Stored data entries:
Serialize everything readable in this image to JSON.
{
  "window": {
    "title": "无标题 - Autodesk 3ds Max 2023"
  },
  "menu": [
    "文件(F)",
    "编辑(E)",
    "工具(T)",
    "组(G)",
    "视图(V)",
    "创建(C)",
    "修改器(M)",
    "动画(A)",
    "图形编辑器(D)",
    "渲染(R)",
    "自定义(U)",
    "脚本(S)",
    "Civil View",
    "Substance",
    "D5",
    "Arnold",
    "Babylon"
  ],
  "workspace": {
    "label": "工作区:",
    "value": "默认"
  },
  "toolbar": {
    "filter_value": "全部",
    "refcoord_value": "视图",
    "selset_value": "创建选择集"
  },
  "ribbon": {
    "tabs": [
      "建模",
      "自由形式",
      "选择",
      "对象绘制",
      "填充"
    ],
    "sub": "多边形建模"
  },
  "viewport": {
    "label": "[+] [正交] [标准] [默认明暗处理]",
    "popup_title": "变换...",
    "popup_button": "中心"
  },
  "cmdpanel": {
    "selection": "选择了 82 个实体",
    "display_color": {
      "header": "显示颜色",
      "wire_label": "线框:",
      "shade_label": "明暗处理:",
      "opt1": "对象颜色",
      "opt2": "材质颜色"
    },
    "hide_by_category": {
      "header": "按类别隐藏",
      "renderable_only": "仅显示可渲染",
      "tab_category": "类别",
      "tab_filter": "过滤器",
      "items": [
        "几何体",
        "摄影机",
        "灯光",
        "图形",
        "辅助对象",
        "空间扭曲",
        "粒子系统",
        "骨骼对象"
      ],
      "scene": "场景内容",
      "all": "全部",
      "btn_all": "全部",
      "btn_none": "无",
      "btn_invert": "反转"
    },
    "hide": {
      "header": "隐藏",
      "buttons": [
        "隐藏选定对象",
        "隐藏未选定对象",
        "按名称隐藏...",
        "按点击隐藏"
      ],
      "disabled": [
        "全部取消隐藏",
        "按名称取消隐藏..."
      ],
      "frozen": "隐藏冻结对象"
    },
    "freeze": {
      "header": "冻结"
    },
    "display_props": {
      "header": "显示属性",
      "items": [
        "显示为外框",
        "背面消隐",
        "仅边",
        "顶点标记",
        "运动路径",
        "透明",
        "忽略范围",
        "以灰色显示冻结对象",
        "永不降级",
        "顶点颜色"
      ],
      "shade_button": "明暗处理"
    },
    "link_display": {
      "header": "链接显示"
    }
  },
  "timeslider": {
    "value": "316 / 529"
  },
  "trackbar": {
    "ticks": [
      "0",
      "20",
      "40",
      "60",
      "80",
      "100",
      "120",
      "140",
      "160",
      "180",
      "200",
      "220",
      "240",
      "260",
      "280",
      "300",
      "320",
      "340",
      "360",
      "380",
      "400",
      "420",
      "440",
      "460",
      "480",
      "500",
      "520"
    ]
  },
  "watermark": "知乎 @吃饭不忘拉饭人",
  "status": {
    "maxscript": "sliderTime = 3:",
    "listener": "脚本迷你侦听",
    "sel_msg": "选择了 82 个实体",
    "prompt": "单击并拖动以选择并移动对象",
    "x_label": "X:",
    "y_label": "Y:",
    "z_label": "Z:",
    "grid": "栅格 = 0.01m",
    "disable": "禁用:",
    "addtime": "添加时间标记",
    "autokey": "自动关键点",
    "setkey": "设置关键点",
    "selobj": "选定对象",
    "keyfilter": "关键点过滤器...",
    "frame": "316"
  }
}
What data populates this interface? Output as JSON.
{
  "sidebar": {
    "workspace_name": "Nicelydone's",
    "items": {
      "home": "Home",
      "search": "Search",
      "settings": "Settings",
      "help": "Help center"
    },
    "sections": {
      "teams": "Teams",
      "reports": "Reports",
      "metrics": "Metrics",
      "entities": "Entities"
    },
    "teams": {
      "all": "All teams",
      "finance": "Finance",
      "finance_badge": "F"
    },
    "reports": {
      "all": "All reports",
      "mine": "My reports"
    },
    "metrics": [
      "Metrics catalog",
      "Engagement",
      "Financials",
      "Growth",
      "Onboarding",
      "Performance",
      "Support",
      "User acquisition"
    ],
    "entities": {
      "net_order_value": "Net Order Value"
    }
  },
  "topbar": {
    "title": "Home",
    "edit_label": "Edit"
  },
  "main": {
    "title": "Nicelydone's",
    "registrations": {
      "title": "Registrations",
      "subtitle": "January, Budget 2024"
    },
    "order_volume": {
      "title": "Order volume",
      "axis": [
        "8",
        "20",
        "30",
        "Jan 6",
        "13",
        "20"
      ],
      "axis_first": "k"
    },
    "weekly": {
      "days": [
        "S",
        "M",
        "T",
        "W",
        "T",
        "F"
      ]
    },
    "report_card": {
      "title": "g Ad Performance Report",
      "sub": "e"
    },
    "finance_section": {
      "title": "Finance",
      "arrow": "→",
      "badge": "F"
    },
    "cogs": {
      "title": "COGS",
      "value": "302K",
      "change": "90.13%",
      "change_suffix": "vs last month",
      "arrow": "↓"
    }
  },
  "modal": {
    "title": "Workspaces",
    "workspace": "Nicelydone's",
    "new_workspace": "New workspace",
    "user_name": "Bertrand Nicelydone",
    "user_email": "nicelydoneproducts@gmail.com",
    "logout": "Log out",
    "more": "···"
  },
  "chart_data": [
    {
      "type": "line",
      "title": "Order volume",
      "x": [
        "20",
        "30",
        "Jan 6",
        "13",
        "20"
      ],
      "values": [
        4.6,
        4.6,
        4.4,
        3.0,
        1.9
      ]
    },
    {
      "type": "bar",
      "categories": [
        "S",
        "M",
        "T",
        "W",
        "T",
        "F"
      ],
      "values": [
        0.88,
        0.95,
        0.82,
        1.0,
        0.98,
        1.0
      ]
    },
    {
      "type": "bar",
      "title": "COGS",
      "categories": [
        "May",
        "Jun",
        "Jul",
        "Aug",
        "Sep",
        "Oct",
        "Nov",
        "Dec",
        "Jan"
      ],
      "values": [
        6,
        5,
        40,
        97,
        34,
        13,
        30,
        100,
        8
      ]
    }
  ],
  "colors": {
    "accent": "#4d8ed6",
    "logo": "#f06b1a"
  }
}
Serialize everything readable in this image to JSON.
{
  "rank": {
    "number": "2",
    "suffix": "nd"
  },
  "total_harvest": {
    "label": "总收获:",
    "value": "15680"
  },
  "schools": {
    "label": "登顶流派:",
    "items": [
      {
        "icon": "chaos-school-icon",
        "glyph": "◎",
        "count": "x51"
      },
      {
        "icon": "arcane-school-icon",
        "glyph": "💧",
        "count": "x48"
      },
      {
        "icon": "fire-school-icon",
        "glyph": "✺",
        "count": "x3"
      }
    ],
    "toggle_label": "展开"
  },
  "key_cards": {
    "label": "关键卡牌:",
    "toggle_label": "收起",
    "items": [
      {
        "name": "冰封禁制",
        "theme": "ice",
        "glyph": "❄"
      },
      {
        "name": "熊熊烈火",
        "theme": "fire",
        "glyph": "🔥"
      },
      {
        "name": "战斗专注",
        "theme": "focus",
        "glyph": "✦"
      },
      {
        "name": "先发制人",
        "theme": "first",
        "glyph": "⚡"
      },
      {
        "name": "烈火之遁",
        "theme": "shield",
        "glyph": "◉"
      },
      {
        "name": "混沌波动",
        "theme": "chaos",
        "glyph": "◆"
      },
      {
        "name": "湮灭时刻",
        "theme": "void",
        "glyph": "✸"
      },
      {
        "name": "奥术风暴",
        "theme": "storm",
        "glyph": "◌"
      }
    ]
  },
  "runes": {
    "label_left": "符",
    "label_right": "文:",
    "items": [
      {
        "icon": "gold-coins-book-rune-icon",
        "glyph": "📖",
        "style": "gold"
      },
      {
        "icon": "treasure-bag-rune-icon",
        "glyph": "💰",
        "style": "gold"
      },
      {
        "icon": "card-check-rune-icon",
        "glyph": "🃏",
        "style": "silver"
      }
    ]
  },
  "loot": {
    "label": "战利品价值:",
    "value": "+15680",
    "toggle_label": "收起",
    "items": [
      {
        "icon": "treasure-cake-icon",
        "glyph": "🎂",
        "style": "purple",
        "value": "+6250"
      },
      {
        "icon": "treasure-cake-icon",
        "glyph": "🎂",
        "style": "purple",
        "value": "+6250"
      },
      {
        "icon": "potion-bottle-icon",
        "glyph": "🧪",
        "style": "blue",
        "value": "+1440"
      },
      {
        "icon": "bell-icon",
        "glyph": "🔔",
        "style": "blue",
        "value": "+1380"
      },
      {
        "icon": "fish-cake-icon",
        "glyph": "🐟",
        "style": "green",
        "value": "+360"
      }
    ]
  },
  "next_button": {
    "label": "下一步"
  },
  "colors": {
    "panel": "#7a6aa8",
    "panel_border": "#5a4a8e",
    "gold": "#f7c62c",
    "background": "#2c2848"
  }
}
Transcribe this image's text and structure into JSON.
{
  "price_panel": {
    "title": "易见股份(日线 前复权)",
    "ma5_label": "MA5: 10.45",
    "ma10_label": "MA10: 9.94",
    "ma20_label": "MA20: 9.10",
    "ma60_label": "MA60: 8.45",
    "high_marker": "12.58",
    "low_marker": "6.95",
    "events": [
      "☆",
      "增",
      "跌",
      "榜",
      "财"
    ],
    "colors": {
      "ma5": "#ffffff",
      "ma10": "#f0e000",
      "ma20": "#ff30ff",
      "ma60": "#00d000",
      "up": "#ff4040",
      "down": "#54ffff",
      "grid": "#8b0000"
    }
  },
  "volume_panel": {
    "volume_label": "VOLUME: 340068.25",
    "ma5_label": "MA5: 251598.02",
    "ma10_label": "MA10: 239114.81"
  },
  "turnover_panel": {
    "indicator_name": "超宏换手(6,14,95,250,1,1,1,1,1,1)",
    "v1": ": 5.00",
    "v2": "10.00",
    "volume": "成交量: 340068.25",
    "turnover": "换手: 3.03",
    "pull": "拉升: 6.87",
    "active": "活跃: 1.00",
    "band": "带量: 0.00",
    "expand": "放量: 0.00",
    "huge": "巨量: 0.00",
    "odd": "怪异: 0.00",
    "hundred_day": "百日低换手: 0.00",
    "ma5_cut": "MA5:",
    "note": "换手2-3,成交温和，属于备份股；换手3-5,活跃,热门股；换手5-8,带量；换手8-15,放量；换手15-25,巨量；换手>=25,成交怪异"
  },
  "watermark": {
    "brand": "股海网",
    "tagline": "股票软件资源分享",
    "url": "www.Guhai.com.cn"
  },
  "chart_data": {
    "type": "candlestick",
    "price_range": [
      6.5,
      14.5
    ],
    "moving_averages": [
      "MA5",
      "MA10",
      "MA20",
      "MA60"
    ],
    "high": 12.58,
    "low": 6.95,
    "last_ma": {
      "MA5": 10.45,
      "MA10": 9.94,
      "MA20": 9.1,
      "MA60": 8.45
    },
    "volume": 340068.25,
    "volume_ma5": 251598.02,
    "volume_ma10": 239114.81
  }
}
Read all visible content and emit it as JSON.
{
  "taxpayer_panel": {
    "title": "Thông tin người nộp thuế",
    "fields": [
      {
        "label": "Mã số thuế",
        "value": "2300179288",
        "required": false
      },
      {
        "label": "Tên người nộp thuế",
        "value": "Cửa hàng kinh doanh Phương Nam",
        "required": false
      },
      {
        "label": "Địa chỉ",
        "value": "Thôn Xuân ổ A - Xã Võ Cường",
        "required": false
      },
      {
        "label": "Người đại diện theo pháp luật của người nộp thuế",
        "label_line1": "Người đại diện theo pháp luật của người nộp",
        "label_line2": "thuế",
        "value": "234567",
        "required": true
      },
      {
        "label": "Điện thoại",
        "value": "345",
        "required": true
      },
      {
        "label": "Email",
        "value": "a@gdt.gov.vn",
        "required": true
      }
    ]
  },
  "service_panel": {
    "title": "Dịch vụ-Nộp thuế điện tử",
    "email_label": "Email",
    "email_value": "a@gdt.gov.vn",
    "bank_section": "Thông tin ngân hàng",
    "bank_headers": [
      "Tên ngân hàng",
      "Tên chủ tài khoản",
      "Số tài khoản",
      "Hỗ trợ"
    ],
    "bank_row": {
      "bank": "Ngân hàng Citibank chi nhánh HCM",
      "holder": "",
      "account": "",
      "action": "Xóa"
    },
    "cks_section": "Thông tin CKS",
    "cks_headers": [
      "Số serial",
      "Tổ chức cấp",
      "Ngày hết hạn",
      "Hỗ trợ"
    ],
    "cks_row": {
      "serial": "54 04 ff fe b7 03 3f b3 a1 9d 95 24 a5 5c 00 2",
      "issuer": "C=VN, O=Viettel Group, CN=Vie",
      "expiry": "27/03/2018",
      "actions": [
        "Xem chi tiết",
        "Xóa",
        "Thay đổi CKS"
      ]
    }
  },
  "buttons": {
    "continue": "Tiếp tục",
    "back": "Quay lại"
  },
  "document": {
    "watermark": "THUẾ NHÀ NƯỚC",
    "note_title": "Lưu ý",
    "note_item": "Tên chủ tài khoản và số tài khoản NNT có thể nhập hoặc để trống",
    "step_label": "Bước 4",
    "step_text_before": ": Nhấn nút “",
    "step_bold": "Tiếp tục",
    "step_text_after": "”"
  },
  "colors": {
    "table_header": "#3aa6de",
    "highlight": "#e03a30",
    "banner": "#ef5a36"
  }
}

(What to work on):
Using the listing above, return all lines where the word "người" occurs.

(Exercise solution):
    "title": "Thông tin người nộp thuế",
        "label": "Tên người nộp thuế",
        "label": "Người đại diện theo pháp luật của người nộp thuế",
        "label_line1": "Người đại diện theo pháp luật của người nộp",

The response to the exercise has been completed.